Dataset items:
-------------------------

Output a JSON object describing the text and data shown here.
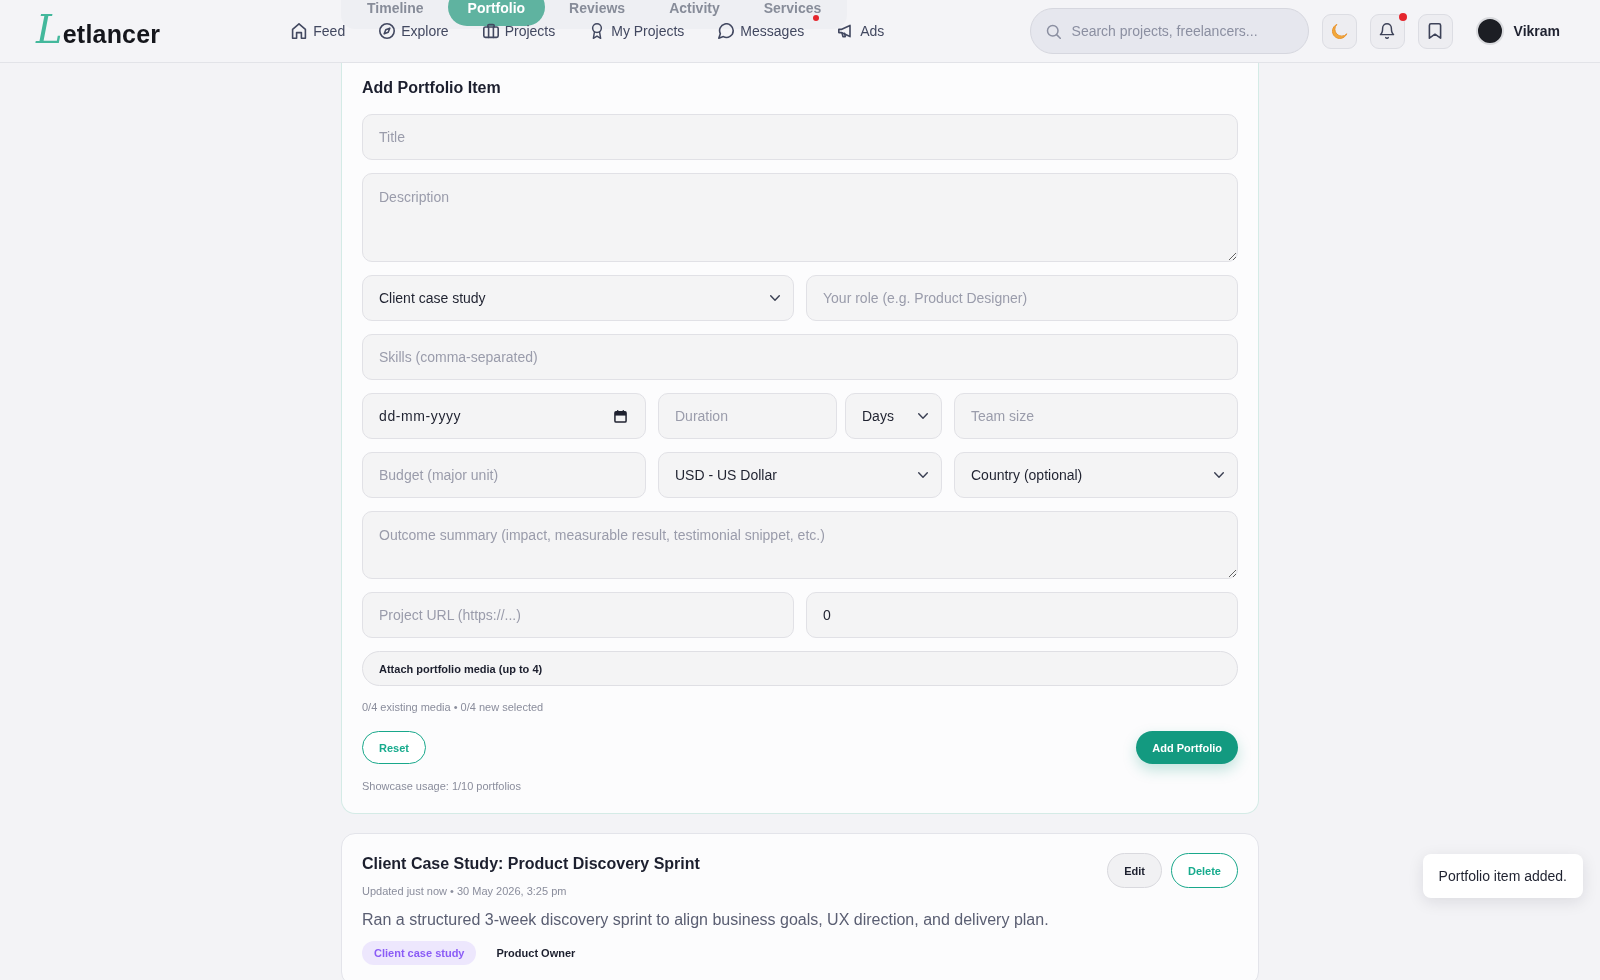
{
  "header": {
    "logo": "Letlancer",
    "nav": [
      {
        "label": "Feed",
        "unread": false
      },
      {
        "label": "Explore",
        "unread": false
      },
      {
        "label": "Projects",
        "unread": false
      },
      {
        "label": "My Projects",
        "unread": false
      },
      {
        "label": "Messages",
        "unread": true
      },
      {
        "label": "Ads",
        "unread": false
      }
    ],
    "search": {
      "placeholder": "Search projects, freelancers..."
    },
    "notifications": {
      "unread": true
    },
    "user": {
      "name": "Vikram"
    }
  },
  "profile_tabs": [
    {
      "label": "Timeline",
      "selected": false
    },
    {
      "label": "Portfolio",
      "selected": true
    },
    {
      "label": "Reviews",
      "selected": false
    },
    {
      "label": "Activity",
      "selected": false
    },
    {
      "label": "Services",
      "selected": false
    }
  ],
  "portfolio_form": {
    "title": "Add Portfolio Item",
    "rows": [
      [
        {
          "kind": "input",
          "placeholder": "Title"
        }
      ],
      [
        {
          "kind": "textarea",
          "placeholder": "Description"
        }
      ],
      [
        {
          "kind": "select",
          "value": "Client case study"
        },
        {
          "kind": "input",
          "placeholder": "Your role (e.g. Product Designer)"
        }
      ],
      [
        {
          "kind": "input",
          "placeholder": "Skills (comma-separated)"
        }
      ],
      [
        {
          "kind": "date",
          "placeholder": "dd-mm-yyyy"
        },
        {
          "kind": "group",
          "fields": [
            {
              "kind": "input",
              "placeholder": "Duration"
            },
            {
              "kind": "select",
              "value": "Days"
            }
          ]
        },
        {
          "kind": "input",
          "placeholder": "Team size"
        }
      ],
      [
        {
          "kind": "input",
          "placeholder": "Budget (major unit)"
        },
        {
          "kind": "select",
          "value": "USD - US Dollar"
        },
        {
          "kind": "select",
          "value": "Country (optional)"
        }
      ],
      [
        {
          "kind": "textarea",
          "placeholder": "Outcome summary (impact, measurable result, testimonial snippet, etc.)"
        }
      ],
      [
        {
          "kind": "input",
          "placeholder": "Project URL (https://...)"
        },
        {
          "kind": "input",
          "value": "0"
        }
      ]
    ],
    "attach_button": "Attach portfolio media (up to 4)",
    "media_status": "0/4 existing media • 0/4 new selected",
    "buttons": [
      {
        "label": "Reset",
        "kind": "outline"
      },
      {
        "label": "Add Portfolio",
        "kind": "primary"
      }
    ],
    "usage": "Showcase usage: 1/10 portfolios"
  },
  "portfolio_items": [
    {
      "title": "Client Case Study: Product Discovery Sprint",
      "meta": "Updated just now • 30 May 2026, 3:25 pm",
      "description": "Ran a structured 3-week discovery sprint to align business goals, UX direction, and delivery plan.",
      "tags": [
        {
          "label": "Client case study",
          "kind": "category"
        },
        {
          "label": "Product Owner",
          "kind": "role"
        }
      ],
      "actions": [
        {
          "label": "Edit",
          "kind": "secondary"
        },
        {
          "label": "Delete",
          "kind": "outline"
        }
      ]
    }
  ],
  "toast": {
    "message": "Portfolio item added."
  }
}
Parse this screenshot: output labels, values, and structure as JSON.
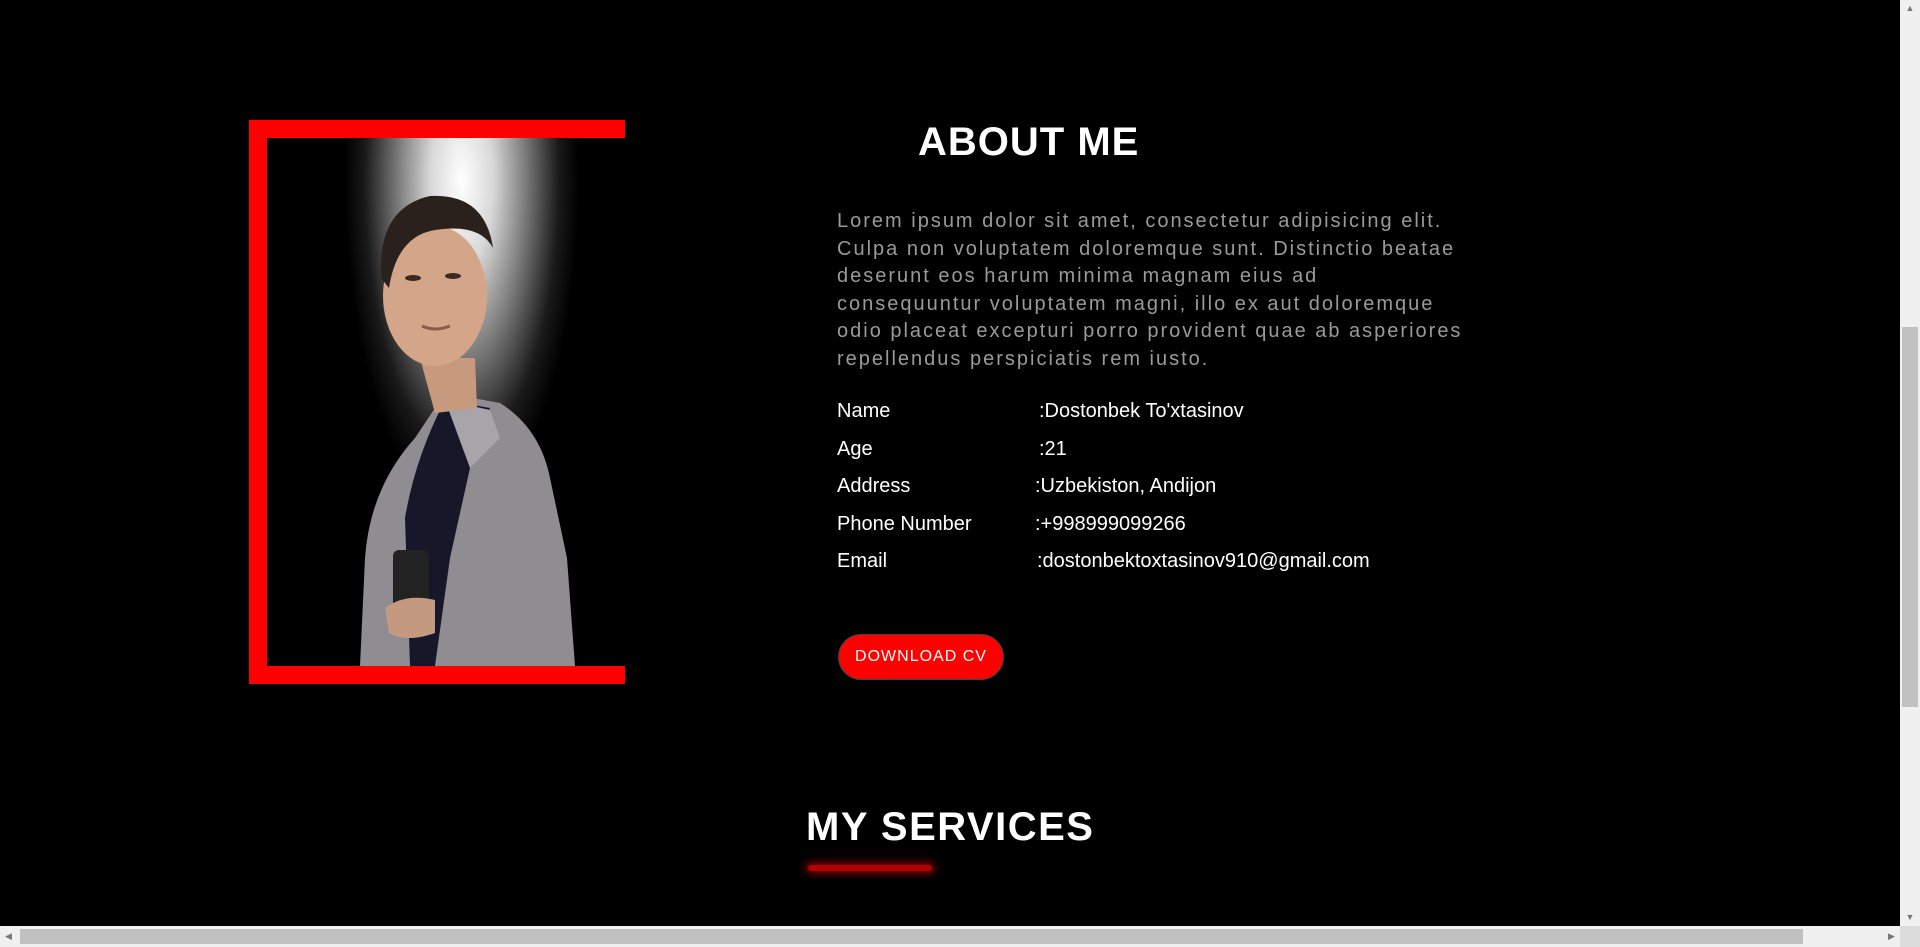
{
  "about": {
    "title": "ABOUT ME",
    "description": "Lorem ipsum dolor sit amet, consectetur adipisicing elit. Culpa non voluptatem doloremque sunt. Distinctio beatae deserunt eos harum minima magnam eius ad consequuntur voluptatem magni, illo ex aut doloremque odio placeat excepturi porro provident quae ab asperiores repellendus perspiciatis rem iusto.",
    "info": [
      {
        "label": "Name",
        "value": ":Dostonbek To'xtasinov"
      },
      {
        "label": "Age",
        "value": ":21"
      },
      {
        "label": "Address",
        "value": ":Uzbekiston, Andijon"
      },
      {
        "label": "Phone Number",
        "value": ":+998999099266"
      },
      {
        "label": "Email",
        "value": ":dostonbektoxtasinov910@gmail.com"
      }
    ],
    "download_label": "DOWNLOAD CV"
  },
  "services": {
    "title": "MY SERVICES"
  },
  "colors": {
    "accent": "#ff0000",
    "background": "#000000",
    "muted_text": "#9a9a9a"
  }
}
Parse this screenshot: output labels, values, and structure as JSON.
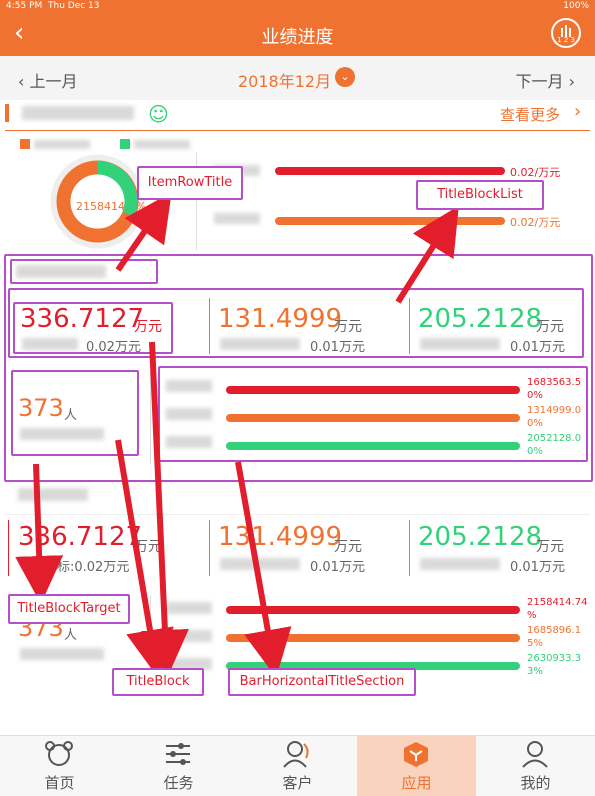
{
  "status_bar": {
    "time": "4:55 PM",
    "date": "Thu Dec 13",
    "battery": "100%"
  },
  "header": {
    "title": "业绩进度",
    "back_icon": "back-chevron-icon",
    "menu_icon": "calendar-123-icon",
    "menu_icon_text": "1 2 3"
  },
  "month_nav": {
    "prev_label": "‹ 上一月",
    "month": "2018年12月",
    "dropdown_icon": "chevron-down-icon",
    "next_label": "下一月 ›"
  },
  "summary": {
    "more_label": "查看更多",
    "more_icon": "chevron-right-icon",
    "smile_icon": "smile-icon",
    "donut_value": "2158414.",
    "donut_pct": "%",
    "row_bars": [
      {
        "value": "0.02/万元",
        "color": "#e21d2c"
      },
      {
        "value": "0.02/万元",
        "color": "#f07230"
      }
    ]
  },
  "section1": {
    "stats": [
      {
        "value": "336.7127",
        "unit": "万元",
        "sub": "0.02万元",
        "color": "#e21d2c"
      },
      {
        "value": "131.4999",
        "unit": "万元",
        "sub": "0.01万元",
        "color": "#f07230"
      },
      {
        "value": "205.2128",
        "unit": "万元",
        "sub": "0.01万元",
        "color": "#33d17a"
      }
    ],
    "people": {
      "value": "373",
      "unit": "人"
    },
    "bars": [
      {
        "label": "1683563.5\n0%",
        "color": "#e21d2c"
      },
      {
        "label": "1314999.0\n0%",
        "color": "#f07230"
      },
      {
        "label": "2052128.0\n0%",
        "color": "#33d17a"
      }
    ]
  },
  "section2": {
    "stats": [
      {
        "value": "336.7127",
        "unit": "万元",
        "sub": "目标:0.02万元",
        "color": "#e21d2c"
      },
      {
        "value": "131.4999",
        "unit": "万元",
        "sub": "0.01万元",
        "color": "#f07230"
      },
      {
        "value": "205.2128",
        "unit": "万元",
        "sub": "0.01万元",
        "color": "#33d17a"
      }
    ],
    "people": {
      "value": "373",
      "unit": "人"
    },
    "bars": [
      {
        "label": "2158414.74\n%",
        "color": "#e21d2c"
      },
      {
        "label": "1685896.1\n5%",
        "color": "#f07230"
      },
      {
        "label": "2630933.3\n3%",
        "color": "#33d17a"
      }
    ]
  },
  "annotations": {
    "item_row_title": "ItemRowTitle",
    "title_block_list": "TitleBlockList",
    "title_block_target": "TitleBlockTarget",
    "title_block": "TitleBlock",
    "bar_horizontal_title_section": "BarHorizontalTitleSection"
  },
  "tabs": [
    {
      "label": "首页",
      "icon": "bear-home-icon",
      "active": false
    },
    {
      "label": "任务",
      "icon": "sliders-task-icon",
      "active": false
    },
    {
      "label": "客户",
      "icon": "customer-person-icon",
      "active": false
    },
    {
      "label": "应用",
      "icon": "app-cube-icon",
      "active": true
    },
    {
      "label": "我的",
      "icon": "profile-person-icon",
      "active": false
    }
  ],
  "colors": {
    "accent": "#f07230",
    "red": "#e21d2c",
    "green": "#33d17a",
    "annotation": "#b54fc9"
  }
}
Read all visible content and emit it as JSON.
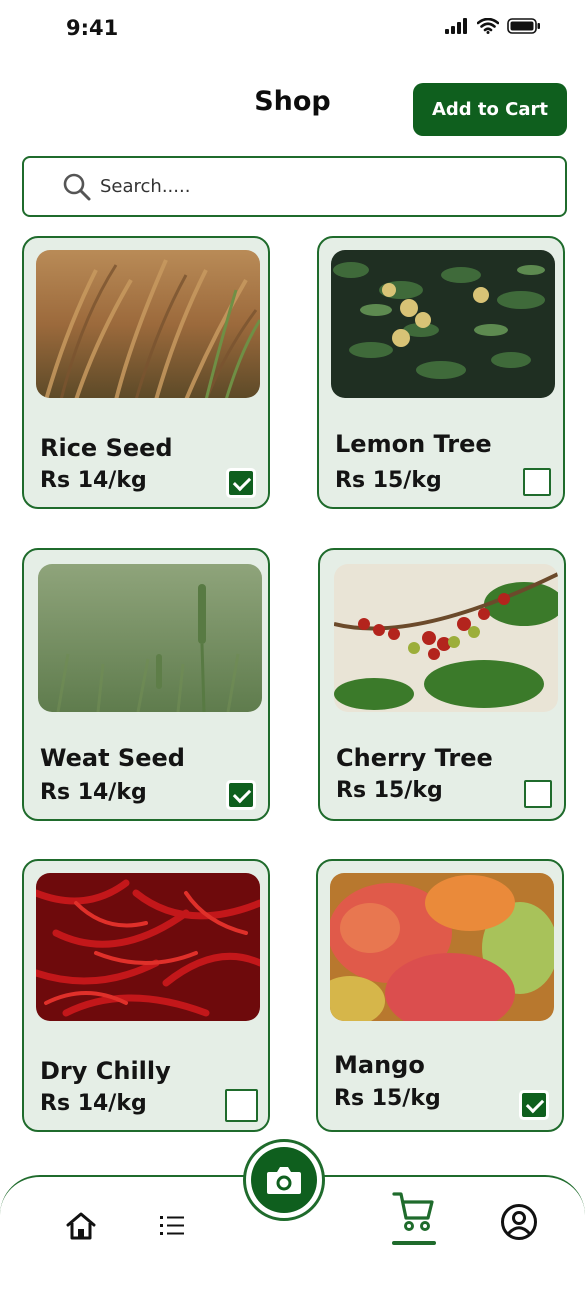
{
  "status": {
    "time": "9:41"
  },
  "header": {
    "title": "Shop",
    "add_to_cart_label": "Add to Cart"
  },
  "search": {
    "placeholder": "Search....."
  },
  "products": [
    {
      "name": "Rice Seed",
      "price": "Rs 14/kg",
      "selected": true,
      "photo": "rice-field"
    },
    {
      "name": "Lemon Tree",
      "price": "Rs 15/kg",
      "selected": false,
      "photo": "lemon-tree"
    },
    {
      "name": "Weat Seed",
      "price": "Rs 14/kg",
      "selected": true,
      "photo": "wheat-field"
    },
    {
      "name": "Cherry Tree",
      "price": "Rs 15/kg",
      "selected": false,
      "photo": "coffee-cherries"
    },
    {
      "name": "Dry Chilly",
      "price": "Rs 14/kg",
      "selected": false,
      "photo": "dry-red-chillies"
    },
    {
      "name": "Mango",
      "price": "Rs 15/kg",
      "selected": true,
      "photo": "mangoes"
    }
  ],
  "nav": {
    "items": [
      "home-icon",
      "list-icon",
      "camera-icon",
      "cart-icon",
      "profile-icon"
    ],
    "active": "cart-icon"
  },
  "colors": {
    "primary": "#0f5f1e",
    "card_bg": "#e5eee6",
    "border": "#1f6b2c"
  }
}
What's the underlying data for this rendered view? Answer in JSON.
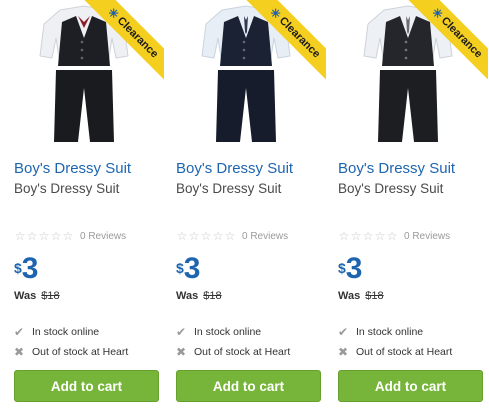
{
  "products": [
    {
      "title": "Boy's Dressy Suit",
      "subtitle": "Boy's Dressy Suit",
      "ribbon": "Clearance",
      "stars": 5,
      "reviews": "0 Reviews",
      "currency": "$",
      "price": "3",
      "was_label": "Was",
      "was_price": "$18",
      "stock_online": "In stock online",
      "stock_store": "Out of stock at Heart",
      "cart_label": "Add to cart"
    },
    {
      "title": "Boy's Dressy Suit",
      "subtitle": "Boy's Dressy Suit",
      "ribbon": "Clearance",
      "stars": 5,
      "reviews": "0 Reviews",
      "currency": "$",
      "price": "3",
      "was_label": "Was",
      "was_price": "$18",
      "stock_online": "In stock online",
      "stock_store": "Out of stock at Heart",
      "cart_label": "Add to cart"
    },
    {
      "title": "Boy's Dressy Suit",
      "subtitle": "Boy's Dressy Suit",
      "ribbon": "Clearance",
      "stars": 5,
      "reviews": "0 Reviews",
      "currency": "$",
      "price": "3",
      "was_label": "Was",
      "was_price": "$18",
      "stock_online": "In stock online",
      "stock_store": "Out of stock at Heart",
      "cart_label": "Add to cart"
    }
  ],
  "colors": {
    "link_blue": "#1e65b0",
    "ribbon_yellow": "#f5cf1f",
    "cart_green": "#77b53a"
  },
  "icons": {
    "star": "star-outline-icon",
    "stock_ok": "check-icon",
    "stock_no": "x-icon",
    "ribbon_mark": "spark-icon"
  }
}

-------------------------

* Exercise aim *
Count how many lines of the data include the word "JSON". Your reply should be that number alone.

* Final result *
5